[PROBLEM A] Count the lines in the records below that contain the string "feed", with case counting, and reply with the number alone.
----- EXCERPT
I wanted to install TeX Live on Ubuntu 20.04 in order to use Gregorio in Scribus, and used apt-get to do a full install, but it seems as though that may not be the best way to install it (for example, not all packages may be up to date). After installing it, I wanted to make sure that Gregorio actually got installed, but tlmgr gives a checksum error.

Here are my questions:

  1. What is the best, most BS free way to install TeX Live? If it is not apt-get, should I uninstall it? I don't want to have to install and and uninstall it and reinstall it in a different way 20 times just to get it to work.
  2. How can I make sure that everything is up to date and works properly?
  3. How can I Gregorio to work in Scribus? I know that there are extra steps to take.

I will add, if it is not already obvious, that I am new to LaTex. For now, I mainly plan on using it with Gregorio in Scribus, but it may come in handy in other ways later, so I did a full install of TeX Live.
----------
----- AVAILABLE DATA
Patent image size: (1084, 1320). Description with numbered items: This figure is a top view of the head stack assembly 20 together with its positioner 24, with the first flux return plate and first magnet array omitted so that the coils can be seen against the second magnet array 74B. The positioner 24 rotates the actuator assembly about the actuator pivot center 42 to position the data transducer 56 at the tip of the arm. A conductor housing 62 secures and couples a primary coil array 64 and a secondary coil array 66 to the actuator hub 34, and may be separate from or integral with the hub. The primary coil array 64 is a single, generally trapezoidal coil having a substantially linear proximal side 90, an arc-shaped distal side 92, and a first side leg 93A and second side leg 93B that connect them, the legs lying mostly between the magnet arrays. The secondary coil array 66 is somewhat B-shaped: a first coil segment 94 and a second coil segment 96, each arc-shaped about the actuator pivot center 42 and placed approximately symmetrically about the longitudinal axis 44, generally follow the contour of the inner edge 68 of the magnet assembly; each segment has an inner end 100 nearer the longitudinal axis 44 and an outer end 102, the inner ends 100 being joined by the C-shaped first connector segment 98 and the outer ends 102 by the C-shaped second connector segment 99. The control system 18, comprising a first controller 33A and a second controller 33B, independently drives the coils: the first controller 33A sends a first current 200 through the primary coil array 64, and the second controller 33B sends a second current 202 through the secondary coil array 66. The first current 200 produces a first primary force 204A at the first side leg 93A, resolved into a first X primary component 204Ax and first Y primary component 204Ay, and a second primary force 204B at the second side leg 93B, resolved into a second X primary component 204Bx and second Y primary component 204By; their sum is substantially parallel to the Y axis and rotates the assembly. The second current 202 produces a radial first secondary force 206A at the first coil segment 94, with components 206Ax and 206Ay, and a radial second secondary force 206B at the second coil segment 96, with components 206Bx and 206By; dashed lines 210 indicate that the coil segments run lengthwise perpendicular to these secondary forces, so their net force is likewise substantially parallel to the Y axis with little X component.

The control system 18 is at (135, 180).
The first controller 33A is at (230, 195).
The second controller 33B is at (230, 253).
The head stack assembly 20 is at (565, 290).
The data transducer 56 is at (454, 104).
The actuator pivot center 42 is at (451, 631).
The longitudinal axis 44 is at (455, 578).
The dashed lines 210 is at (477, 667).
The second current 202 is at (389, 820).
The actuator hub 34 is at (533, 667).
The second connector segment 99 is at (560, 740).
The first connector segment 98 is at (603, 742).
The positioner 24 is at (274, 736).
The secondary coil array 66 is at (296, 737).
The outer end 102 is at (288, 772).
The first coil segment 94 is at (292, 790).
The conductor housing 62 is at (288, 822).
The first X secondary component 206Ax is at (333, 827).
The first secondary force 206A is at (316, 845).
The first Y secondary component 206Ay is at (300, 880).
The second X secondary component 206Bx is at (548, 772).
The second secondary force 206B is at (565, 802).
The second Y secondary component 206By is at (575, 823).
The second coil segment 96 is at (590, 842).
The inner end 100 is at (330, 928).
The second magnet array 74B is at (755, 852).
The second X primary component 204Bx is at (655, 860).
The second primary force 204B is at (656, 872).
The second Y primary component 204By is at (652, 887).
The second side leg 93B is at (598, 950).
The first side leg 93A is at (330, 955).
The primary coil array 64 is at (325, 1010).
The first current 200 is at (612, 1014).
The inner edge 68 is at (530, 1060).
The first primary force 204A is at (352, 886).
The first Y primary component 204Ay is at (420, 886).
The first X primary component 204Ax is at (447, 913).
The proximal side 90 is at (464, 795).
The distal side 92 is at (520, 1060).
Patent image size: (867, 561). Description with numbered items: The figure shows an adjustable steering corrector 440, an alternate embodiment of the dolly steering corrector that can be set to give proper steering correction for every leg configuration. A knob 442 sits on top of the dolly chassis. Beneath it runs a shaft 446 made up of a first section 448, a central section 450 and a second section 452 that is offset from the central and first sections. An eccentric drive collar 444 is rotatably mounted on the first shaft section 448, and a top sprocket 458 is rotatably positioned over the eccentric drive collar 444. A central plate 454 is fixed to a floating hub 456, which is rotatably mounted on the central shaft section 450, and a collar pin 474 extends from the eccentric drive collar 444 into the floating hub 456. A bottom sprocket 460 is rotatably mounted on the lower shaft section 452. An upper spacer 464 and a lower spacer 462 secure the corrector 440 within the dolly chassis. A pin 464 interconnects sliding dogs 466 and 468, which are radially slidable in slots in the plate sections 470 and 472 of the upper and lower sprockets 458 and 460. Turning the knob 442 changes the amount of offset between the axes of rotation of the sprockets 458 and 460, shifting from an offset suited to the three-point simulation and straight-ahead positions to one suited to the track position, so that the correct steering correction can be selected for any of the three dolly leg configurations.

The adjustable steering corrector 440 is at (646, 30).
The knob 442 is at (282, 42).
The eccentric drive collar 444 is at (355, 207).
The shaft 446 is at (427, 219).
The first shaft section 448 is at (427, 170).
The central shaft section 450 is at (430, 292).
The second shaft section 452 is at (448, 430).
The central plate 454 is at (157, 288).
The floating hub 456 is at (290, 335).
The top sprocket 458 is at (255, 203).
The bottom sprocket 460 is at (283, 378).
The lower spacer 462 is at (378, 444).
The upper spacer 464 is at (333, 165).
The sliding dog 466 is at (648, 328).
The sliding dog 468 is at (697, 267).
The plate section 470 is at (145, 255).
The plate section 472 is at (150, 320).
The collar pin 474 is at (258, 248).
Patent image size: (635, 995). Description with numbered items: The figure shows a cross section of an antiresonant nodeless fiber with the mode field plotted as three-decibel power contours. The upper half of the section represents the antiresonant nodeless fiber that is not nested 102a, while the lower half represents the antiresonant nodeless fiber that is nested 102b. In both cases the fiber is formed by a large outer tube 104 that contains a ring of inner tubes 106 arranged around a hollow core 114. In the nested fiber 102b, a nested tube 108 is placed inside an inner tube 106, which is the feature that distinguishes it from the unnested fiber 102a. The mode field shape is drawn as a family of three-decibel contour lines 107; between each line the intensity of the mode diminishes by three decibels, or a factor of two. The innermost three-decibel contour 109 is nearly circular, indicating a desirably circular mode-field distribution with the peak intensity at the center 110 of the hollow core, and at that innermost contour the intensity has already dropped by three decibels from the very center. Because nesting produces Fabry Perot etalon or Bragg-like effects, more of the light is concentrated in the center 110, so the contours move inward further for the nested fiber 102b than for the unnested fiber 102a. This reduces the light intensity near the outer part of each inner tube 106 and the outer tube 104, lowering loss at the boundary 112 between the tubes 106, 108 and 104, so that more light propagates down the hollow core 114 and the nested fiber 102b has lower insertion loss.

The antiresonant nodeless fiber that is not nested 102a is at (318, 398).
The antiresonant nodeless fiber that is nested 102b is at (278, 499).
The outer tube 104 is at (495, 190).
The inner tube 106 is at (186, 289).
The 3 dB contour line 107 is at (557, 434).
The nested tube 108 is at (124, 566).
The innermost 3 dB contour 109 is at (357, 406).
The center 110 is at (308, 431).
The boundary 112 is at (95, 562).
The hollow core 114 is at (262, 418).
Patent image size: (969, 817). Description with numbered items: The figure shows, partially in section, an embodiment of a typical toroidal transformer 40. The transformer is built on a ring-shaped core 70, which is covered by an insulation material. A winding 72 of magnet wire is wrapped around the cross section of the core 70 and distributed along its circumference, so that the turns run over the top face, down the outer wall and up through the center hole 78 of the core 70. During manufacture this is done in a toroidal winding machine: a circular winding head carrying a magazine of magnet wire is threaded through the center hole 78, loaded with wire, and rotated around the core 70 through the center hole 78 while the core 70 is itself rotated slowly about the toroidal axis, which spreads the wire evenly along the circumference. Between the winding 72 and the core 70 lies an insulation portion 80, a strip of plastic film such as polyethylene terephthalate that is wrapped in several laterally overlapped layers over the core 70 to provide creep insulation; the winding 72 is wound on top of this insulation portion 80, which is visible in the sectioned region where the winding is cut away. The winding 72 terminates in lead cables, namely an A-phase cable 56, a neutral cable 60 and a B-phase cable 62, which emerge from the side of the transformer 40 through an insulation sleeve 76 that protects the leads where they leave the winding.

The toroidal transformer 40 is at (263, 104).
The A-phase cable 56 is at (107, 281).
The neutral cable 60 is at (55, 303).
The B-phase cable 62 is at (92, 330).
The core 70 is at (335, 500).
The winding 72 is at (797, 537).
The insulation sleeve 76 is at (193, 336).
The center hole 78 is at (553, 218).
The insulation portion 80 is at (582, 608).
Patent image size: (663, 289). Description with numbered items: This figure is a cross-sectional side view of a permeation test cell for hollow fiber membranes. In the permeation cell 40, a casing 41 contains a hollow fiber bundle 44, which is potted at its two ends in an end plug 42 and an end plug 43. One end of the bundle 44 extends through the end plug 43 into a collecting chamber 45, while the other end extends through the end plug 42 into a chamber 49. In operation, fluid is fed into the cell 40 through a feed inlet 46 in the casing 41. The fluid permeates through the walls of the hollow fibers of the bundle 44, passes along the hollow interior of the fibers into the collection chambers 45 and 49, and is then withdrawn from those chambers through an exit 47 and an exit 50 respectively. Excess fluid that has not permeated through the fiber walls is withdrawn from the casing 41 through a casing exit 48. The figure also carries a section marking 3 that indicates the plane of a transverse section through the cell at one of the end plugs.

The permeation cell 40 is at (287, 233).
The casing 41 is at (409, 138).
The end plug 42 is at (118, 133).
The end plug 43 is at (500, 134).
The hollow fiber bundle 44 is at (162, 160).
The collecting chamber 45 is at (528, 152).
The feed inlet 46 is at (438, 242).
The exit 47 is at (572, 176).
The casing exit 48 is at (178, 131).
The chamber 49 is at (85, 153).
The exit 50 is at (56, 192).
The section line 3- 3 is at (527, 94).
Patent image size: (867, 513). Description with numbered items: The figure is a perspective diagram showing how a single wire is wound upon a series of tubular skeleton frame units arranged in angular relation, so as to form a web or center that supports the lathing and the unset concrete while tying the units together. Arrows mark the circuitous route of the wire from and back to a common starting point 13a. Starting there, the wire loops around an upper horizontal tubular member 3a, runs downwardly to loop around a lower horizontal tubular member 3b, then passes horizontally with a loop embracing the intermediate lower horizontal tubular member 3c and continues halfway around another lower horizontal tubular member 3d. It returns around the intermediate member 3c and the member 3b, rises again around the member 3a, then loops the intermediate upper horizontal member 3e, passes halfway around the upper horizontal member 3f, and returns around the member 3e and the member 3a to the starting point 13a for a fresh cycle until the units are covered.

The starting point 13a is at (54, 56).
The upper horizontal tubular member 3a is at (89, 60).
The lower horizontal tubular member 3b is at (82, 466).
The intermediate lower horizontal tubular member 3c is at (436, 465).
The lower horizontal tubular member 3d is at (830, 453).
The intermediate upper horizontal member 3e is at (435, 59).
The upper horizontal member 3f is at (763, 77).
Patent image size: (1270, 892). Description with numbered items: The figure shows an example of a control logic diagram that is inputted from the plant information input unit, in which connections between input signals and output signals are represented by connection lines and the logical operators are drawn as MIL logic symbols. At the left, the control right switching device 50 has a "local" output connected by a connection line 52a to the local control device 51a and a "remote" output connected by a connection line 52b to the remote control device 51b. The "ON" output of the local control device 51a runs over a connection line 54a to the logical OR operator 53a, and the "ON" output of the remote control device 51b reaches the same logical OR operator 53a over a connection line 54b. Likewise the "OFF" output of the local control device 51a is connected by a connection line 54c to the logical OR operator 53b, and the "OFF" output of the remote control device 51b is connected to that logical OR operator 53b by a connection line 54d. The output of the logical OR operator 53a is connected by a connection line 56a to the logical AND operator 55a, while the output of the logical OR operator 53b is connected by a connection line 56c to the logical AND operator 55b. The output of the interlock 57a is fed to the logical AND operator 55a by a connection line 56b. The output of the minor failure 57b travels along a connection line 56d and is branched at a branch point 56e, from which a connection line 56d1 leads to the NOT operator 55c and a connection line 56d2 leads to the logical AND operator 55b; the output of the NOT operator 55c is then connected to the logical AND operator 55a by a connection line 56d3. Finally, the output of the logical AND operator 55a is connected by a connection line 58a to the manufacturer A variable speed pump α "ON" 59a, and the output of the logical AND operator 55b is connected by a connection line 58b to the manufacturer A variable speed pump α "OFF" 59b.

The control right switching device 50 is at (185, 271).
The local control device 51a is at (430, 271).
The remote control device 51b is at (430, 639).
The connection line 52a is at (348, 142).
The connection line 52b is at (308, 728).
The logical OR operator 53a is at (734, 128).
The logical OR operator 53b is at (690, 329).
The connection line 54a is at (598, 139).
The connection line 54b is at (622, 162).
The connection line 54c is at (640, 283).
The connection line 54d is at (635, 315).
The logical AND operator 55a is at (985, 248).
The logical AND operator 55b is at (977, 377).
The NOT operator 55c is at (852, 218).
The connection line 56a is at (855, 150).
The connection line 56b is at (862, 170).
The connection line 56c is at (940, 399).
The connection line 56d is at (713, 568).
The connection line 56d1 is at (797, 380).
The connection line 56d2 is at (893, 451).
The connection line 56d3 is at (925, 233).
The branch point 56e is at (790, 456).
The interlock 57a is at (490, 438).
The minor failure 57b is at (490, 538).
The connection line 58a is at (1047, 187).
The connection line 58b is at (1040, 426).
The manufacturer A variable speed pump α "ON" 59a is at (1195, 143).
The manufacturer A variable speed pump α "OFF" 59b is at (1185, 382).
----------
[PROBLEM B] In the TeX Live post above, what kind of error did tlmgr give when the writer checked whether Gregorio was installed?

[FULL ANSWER A] 2

[FULL ANSWER B] A checksum error.